__Exercise requirements__. Each line below must be set down exactly; omit any image you find.

__Information supplied__.
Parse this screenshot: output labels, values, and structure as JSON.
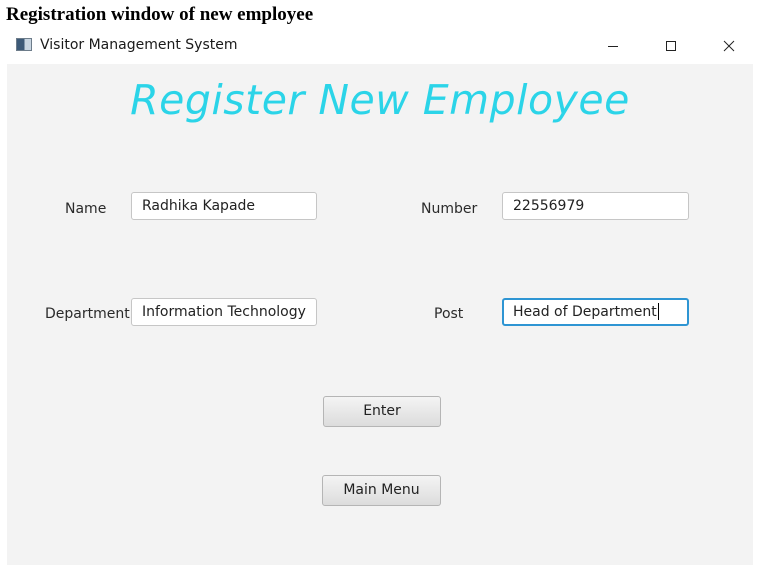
{
  "caption": "Registration window of new employee",
  "window": {
    "title": "Visitor Management System",
    "minimize_glyph": "─",
    "maximize_glyph": "☐",
    "close_glyph": "✕"
  },
  "form": {
    "heading": "Register New Employee",
    "name_label": "Name",
    "name_value": "Radhika Kapade",
    "number_label": "Number",
    "number_value": "22556979",
    "department_label": "Department",
    "department_value": "Information Technology",
    "post_label": "Post",
    "post_value": "Head of Department",
    "enter_label": "Enter",
    "main_menu_label": "Main Menu"
  },
  "colors": {
    "heading": "#2bd4e8",
    "focus_border": "#2e95d3",
    "content_bg": "#f3f3f3"
  }
}
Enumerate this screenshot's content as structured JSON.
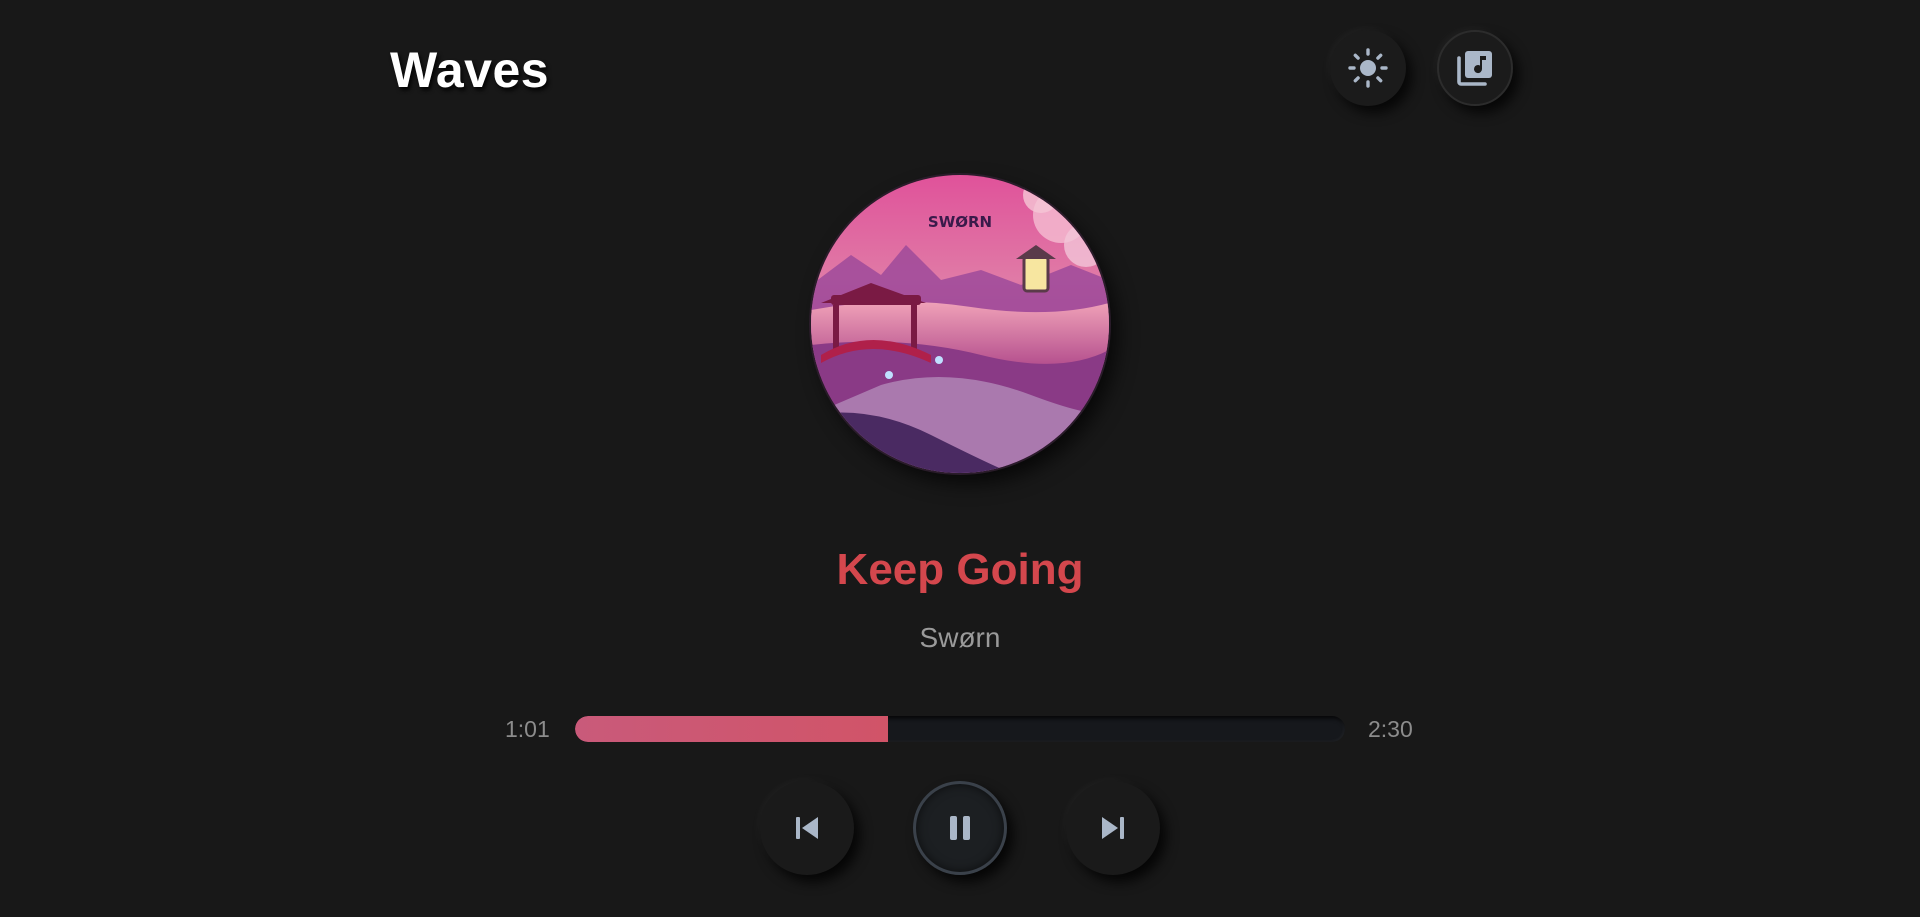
{
  "app": {
    "title": "Waves"
  },
  "header": {
    "theme_button_icon": "sun-icon",
    "library_button_icon": "music-library-icon"
  },
  "track": {
    "cover_art_text": "SWØRN",
    "title": "Keep Going",
    "artist": "Swørn"
  },
  "progress": {
    "current_time": "1:01",
    "total_time": "2:30",
    "fraction": 0.407
  },
  "controls": {
    "prev_icon": "skip-previous-icon",
    "play_pause_icon": "pause-icon",
    "next_icon": "skip-next-icon"
  },
  "colors": {
    "background": "#181818",
    "accent": "#d4474d",
    "progress_fill": "#d15468",
    "icon": "#aab7c8"
  }
}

__Completed task__.
Parse this screenshot: output labels, values, and structure as JSON.
{
  "caption": "Registration window of new employee",
  "window": {
    "title": "Visitor Management System",
    "minimize_glyph": "─",
    "maximize_glyph": "☐",
    "close_glyph": "✕"
  },
  "form": {
    "heading": "Register New Employee",
    "name_label": "Name",
    "name_value": "Radhika Kapade",
    "number_label": "Number",
    "number_value": "22556979",
    "department_label": "Department",
    "department_value": "Information Technology",
    "post_label": "Post",
    "post_value": "Head of Department",
    "enter_label": "Enter",
    "main_menu_label": "Main Menu"
  },
  "colors": {
    "heading": "#2bd4e8",
    "focus_border": "#2e95d3",
    "content_bg": "#f3f3f3"
  }
}
Enumerate this screenshot's content as structured JSON.
{
  "app": {
    "title": "Waves"
  },
  "header": {
    "theme_button_icon": "sun-icon",
    "library_button_icon": "music-library-icon"
  },
  "track": {
    "cover_art_text": "SWØRN",
    "title": "Keep Going",
    "artist": "Swørn"
  },
  "progress": {
    "current_time": "1:01",
    "total_time": "2:30",
    "fraction": 0.407
  },
  "controls": {
    "prev_icon": "skip-previous-icon",
    "play_pause_icon": "pause-icon",
    "next_icon": "skip-next-icon"
  },
  "colors": {
    "background": "#181818",
    "accent": "#d4474d",
    "progress_fill": "#d15468",
    "icon": "#aab7c8"
  }
}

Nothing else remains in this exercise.